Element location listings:

--- BEGIN ---

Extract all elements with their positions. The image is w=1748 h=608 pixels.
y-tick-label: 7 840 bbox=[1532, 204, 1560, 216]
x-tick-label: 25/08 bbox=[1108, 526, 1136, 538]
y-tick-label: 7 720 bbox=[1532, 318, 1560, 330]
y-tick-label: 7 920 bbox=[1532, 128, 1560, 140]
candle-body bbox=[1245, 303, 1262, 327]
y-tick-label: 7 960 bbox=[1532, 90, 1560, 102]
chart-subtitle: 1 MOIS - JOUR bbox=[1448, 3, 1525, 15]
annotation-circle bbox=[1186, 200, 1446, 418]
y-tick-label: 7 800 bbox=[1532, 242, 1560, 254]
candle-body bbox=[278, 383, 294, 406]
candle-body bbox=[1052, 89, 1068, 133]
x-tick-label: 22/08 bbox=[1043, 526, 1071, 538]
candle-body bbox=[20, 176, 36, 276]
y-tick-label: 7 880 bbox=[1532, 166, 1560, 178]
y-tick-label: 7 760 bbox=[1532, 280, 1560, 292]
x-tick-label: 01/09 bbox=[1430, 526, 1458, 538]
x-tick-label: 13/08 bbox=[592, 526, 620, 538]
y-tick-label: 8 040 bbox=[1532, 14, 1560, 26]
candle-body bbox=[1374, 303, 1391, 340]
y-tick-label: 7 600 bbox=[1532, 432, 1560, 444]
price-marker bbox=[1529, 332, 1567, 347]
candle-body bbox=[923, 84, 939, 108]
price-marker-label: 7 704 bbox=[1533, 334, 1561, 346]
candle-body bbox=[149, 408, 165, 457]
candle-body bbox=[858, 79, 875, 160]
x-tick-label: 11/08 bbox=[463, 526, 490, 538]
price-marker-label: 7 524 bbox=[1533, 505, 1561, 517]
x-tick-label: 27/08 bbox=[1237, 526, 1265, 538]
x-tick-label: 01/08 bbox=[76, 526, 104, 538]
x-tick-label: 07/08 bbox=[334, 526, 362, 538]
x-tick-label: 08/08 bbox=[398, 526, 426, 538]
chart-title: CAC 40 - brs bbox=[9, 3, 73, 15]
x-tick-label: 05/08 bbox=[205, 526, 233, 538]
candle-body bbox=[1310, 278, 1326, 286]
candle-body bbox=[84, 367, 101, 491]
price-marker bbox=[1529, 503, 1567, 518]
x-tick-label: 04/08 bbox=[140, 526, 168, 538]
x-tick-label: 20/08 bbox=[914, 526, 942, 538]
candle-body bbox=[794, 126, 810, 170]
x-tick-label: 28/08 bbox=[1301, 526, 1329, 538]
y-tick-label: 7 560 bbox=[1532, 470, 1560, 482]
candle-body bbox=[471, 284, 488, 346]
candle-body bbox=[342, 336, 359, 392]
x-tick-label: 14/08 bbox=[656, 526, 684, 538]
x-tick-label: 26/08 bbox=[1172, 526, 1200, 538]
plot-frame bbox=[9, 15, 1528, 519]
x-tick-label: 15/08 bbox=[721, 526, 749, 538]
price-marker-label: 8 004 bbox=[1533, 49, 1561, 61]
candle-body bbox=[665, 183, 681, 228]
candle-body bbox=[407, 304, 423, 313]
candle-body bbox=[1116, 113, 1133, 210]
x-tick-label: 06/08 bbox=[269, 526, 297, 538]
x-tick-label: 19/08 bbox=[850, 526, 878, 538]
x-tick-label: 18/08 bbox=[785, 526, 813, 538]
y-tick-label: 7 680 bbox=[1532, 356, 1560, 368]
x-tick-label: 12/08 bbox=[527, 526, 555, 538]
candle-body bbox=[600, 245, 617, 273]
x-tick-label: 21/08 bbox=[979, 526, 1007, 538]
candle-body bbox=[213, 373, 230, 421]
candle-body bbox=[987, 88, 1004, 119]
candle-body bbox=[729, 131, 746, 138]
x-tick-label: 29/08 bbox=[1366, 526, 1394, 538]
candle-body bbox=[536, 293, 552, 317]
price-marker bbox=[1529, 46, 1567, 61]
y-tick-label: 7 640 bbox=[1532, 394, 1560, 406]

--- END ---
--- BEGIN ---

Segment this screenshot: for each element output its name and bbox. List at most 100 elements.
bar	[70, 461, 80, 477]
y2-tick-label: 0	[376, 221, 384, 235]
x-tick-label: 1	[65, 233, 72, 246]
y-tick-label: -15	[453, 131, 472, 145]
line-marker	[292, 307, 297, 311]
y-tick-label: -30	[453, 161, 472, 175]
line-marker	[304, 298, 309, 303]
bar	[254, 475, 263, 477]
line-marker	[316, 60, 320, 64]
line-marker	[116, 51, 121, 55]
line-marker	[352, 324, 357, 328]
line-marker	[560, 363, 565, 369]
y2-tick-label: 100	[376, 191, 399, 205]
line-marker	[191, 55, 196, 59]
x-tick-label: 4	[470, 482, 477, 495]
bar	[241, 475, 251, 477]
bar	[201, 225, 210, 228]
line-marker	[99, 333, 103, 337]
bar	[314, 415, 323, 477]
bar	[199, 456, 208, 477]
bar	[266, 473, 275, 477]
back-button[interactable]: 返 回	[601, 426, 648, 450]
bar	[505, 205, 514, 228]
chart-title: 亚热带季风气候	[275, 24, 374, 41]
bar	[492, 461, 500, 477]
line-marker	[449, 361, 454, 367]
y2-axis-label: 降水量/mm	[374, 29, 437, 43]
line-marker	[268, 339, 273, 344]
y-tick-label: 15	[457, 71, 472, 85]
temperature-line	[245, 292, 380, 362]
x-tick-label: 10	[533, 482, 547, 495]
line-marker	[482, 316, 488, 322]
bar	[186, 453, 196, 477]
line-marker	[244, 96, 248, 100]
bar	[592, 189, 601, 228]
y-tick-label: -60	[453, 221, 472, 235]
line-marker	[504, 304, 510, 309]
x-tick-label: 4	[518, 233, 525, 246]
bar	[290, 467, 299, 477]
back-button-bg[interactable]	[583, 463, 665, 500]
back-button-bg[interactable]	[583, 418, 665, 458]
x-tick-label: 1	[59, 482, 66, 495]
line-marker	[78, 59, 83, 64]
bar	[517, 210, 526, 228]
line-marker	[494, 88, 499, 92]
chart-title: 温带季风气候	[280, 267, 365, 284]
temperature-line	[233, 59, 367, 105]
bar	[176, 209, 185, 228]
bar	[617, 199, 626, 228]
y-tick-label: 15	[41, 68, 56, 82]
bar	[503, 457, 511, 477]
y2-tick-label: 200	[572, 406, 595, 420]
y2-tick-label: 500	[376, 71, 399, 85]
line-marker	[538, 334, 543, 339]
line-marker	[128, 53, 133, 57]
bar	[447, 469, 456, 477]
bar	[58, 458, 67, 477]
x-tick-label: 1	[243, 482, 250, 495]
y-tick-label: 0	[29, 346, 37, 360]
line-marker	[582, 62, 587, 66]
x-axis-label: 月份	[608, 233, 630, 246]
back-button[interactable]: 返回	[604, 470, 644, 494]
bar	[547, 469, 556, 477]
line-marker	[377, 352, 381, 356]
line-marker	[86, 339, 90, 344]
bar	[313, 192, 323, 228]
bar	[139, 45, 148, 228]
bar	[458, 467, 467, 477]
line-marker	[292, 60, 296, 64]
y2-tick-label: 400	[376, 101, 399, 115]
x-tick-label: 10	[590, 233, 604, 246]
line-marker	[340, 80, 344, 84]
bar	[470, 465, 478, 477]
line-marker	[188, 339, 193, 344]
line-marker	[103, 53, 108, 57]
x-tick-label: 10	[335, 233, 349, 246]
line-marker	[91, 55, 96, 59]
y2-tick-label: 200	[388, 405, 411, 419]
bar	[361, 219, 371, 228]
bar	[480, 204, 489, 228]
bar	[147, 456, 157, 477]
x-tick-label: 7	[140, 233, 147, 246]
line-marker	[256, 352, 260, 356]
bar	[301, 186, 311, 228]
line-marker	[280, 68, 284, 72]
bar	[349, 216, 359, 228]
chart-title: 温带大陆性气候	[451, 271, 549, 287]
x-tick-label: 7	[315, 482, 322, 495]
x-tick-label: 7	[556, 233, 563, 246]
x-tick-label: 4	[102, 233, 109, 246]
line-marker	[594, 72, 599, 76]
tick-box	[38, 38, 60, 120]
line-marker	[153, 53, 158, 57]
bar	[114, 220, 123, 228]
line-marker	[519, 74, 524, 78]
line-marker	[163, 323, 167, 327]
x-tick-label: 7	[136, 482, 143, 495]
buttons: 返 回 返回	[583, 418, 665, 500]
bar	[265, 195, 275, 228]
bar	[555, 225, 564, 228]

--- END ---

» Aim: Reproduce everything from the line containing "Extract all elements" down to the line containing "candle-body bbox=[923, 84, 939, 108]", swapping "candle-body" for "candlestick-body" and keeping every other part the same.

» Output of the exercise:
Extract all elements with their positions. The image is w=1748 h=608 pixels.
y-tick-label: 7 840 bbox=[1532, 204, 1560, 216]
x-tick-label: 25/08 bbox=[1108, 526, 1136, 538]
y-tick-label: 7 720 bbox=[1532, 318, 1560, 330]
y-tick-label: 7 920 bbox=[1532, 128, 1560, 140]
candlestick-body bbox=[1245, 303, 1262, 327]
y-tick-label: 7 960 bbox=[1532, 90, 1560, 102]
chart-subtitle: 1 MOIS - JOUR bbox=[1448, 3, 1525, 15]
annotation-circle bbox=[1186, 200, 1446, 418]
y-tick-label: 7 800 bbox=[1532, 242, 1560, 254]
candlestick-body bbox=[278, 383, 294, 406]
candlestick-body bbox=[1052, 89, 1068, 133]
x-tick-label: 22/08 bbox=[1043, 526, 1071, 538]
candlestick-body bbox=[20, 176, 36, 276]
y-tick-label: 7 880 bbox=[1532, 166, 1560, 178]
y-tick-label: 7 760 bbox=[1532, 280, 1560, 292]
x-tick-label: 01/09 bbox=[1430, 526, 1458, 538]
x-tick-label: 13/08 bbox=[592, 526, 620, 538]
y-tick-label: 8 040 bbox=[1532, 14, 1560, 26]
candlestick-body bbox=[1374, 303, 1391, 340]
y-tick-label: 7 600 bbox=[1532, 432, 1560, 444]
price-marker bbox=[1529, 332, 1567, 347]
candlestick-body bbox=[923, 84, 939, 108]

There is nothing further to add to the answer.